(Some records)
+---+

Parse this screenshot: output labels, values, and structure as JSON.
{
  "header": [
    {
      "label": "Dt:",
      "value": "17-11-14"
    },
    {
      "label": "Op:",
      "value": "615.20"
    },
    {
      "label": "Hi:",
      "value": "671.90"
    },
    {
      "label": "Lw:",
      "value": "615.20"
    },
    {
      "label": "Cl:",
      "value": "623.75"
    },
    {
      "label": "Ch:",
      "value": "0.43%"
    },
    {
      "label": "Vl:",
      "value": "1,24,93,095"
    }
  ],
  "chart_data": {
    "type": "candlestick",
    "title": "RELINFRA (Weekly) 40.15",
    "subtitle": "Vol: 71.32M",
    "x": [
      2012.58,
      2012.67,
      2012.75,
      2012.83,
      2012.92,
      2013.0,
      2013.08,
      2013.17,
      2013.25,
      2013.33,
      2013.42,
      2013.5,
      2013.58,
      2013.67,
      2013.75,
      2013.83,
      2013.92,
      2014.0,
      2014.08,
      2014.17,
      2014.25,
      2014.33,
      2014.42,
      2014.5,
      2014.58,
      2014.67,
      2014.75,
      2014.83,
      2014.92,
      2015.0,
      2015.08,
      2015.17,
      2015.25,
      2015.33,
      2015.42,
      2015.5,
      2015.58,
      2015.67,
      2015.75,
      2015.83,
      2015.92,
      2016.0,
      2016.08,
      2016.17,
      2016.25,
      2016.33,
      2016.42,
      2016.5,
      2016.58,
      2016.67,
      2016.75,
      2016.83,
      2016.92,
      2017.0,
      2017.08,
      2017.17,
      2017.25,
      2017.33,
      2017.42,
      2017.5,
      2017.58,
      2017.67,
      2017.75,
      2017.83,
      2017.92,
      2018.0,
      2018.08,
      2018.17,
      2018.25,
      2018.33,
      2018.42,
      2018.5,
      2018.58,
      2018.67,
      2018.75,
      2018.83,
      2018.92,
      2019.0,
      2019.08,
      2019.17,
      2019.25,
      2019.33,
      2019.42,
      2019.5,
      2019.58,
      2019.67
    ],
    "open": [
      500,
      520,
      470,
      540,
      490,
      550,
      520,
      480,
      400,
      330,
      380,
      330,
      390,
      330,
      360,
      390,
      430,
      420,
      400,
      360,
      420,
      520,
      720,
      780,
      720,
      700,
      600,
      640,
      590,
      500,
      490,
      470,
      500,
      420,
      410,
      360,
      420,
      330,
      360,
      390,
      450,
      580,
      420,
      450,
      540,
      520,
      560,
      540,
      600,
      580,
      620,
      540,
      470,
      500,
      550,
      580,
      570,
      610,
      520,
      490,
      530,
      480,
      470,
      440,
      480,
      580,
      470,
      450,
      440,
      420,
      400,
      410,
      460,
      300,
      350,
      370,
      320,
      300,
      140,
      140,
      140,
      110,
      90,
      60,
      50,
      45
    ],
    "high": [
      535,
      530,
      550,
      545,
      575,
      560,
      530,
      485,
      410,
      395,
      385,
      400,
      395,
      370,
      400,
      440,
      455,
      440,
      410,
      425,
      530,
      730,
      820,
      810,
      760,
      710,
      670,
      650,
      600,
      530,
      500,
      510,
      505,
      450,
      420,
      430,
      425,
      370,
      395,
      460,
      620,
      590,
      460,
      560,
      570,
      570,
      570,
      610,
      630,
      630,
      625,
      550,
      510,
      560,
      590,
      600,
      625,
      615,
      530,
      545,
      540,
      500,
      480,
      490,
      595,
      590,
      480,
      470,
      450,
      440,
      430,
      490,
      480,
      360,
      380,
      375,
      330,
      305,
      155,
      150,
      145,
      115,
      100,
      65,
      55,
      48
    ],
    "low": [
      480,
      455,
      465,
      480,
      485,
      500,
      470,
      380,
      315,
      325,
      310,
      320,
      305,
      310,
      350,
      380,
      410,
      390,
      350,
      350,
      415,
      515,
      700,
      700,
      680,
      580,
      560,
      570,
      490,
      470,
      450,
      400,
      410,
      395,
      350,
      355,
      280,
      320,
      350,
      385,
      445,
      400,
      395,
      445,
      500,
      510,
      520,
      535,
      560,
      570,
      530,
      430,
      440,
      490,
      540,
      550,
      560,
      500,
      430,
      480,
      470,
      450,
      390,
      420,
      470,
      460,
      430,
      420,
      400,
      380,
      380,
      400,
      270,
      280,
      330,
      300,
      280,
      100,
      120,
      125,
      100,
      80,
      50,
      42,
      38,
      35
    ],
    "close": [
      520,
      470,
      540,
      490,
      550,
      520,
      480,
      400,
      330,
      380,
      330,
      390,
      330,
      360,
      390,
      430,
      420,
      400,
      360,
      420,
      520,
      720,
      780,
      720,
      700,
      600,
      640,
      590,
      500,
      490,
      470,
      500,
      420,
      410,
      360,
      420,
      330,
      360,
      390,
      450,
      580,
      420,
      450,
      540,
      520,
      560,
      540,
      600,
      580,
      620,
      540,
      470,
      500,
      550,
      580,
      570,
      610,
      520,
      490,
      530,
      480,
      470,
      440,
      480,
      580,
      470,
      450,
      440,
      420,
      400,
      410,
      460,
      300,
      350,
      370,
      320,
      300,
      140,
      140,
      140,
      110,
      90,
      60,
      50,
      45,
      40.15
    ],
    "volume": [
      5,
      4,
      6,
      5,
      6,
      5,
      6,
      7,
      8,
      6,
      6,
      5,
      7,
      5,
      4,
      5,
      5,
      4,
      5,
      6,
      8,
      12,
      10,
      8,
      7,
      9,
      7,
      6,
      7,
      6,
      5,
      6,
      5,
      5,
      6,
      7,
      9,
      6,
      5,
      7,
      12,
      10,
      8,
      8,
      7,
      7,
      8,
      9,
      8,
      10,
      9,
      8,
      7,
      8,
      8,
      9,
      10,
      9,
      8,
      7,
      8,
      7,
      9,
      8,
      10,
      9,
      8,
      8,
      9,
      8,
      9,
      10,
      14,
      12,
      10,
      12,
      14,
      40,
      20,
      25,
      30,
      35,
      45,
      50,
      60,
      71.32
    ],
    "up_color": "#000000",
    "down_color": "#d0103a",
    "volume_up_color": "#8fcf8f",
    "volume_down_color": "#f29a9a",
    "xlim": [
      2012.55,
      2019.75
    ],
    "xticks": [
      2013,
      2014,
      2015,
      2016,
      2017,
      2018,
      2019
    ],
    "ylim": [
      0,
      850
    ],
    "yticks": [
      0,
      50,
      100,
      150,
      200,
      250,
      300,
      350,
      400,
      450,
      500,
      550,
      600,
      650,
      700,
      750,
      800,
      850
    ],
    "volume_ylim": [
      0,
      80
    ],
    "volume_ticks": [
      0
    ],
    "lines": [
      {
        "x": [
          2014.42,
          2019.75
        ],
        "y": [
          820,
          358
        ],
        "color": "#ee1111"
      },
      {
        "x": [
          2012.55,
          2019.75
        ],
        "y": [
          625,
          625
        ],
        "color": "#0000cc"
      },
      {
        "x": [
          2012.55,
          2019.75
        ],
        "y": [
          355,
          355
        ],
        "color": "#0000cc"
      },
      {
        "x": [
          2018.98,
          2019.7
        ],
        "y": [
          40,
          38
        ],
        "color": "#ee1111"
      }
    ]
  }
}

+---+

Could you quote the material above in full, exactly as it stands?

ANSWER FOR THE TASK ->
Parse this screenshot: output labels, values, and structure as JSON.
{
  "header": [
    {
      "label": "Dt:",
      "value": "17-11-14"
    },
    {
      "label": "Op:",
      "value": "615.20"
    },
    {
      "label": "Hi:",
      "value": "671.90"
    },
    {
      "label": "Lw:",
      "value": "615.20"
    },
    {
      "label": "Cl:",
      "value": "623.75"
    },
    {
      "label": "Ch:",
      "value": "0.43%"
    },
    {
      "label": "Vl:",
      "value": "1,24,93,095"
    }
  ],
  "chart_data": {
    "type": "candlestick",
    "title": "RELINFRA (Weekly) 40.15",
    "subtitle": "Vol: 71.32M",
    "x": [
      2012.58,
      2012.67,
      2012.75,
      2012.83,
      2012.92,
      2013.0,
      2013.08,
      2013.17,
      2013.25,
      2013.33,
      2013.42,
      2013.5,
      2013.58,
      2013.67,
      2013.75,
      2013.83,
      2013.92,
      2014.0,
      2014.08,
      2014.17,
      2014.25,
      2014.33,
      2014.42,
      2014.5,
      2014.58,
      2014.67,
      2014.75,
      2014.83,
      2014.92,
      2015.0,
      2015.08,
      2015.17,
      2015.25,
      2015.33,
      2015.42,
      2015.5,
      2015.58,
      2015.67,
      2015.75,
      2015.83,
      2015.92,
      2016.0,
      2016.08,
      2016.17,
      2016.25,
      2016.33,
      2016.42,
      2016.5,
      2016.58,
      2016.67,
      2016.75,
      2016.83,
      2016.92,
      2017.0,
      2017.08,
      2017.17,
      2017.25,
      2017.33,
      2017.42,
      2017.5,
      2017.58,
      2017.67,
      2017.75,
      2017.83,
      2017.92,
      2018.0,
      2018.08,
      2018.17,
      2018.25,
      2018.33,
      2018.42,
      2018.5,
      2018.58,
      2018.67,
      2018.75,
      2018.83,
      2018.92,
      2019.0,
      2019.08,
      2019.17,
      2019.25,
      2019.33,
      2019.42,
      2019.5,
      2019.58,
      2019.67
    ],
    "open": [
      500,
      520,
      470,
      540,
      490,
      550,
      520,
      480,
      400,
      330,
      380,
      330,
      390,
      330,
      360,
      390,
      430,
      420,
      400,
      360,
      420,
      520,
      720,
      780,
      720,
      700,
      600,
      640,
      590,
      500,
      490,
      470,
      500,
      420,
      410,
      360,
      420,
      330,
      360,
      390,
      450,
      580,
      420,
      450,
      540,
      520,
      560,
      540,
      600,
      580,
      620,
      540,
      470,
      500,
      550,
      580,
      570,
      610,
      520,
      490,
      530,
      480,
      470,
      440,
      480,
      580,
      470,
      450,
      440,
      420,
      400,
      410,
      460,
      300,
      350,
      370,
      320,
      300,
      140,
      140,
      140,
      110,
      90,
      60,
      50,
      45
    ],
    "high": [
      535,
      530,
      550,
      545,
      575,
      560,
      530,
      485,
      410,
      395,
      385,
      400,
      395,
      370,
      400,
      440,
      455,
      440,
      410,
      425,
      530,
      730,
      820,
      810,
      760,
      710,
      670,
      650,
      600,
      530,
      500,
      510,
      505,
      450,
      420,
      430,
      425,
      370,
      395,
      460,
      620,
      590,
      460,
      560,
      570,
      570,
      570,
      610,
      630,
      630,
      625,
      550,
      510,
      560,
      590,
      600,
      625,
      615,
      530,
      545,
      540,
      500,
      480,
      490,
      595,
      590,
      480,
      470,
      450,
      440,
      430,
      490,
      480,
      360,
      380,
      375,
      330,
      305,
      155,
      150,
      145,
      115,
      100,
      65,
      55,
      48
    ],
    "low": [
      480,
      455,
      465,
      480,
      485,
      500,
      470,
      380,
      315,
      325,
      310,
      320,
      305,
      310,
      350,
      380,
      410,
      390,
      350,
      350,
      415,
      515,
      700,
      700,
      680,
      580,
      560,
      570,
      490,
      470,
      450,
      400,
      410,
      395,
      350,
      355,
      280,
      320,
      350,
      385,
      445,
      400,
      395,
      445,
      500,
      510,
      520,
      535,
      560,
      570,
      530,
      430,
      440,
      490,
      540,
      550,
      560,
      500,
      430,
      480,
      470,
      450,
      390,
      420,
      470,
      460,
      430,
      420,
      400,
      380,
      380,
      400,
      270,
      280,
      330,
      300,
      280,
      100,
      120,
      125,
      100,
      80,
      50,
      42,
      38,
      35
    ],
    "close": [
      520,
      470,
      540,
      490,
      550,
      520,
      480,
      400,
      330,
      380,
      330,
      390,
      330,
      360,
      390,
      430,
      420,
      400,
      360,
      420,
      520,
      720,
      780,
      720,
      700,
      600,
      640,
      590,
      500,
      490,
      470,
      500,
      420,
      410,
      360,
      420,
      330,
      360,
      390,
      450,
      580,
      420,
      450,
      540,
      520,
      560,
      540,
      600,
      580,
      620,
      540,
      470,
      500,
      550,
      580,
      570,
      610,
      520,
      490,
      530,
      480,
      470,
      440,
      480,
      580,
      470,
      450,
      440,
      420,
      400,
      410,
      460,
      300,
      350,
      370,
      320,
      300,
      140,
      140,
      140,
      110,
      90,
      60,
      50,
      45,
      40.15
    ],
    "volume": [
      5,
      4,
      6,
      5,
      6,
      5,
      6,
      7,
      8,
      6,
      6,
      5,
      7,
      5,
      4,
      5,
      5,
      4,
      5,
      6,
      8,
      12,
      10,
      8,
      7,
      9,
      7,
      6,
      7,
      6,
      5,
      6,
      5,
      5,
      6,
      7,
      9,
      6,
      5,
      7,
      12,
      10,
      8,
      8,
      7,
      7,
      8,
      9,
      8,
      10,
      9,
      8,
      7,
      8,
      8,
      9,
      10,
      9,
      8,
      7,
      8,
      7,
      9,
      8,
      10,
      9,
      8,
      8,
      9,
      8,
      9,
      10,
      14,
      12,
      10,
      12,
      14,
      40,
      20,
      25,
      30,
      35,
      45,
      50,
      60,
      71.32
    ],
    "up_color": "#000000",
    "down_color": "#d0103a",
    "volume_up_color": "#8fcf8f",
    "volume_down_color": "#f29a9a",
    "xlim": [
      2012.55,
      2019.75
    ],
    "xticks": [
      2013,
      2014,
      2015,
      2016,
      2017,
      2018,
      2019
    ],
    "ylim": [
      0,
      850
    ],
    "yticks": [
      0,
      50,
      100,
      150,
      200,
      250,
      300,
      350,
      400,
      450,
      500,
      550,
      600,
      650,
      700,
      750,
      800,
      850
    ],
    "volume_ylim": [
      0,
      80
    ],
    "volume_ticks": [
      0
    ],
    "lines": [
      {
        "x": [
          2014.42,
          2019.75
        ],
        "y": [
          820,
          358
        ],
        "color": "#ee1111"
      },
      {
        "x": [
          2012.55,
          2019.75
        ],
        "y": [
          625,
          625
        ],
        "color": "#0000cc"
      },
      {
        "x": [
          2012.55,
          2019.75
        ],
        "y": [
          355,
          355
        ],
        "color": "#0000cc"
      },
      {
        "x": [
          2018.98,
          2019.7
        ],
        "y": [
          40,
          38
        ],
        "color": "#ee1111"
      }
    ]
  }
}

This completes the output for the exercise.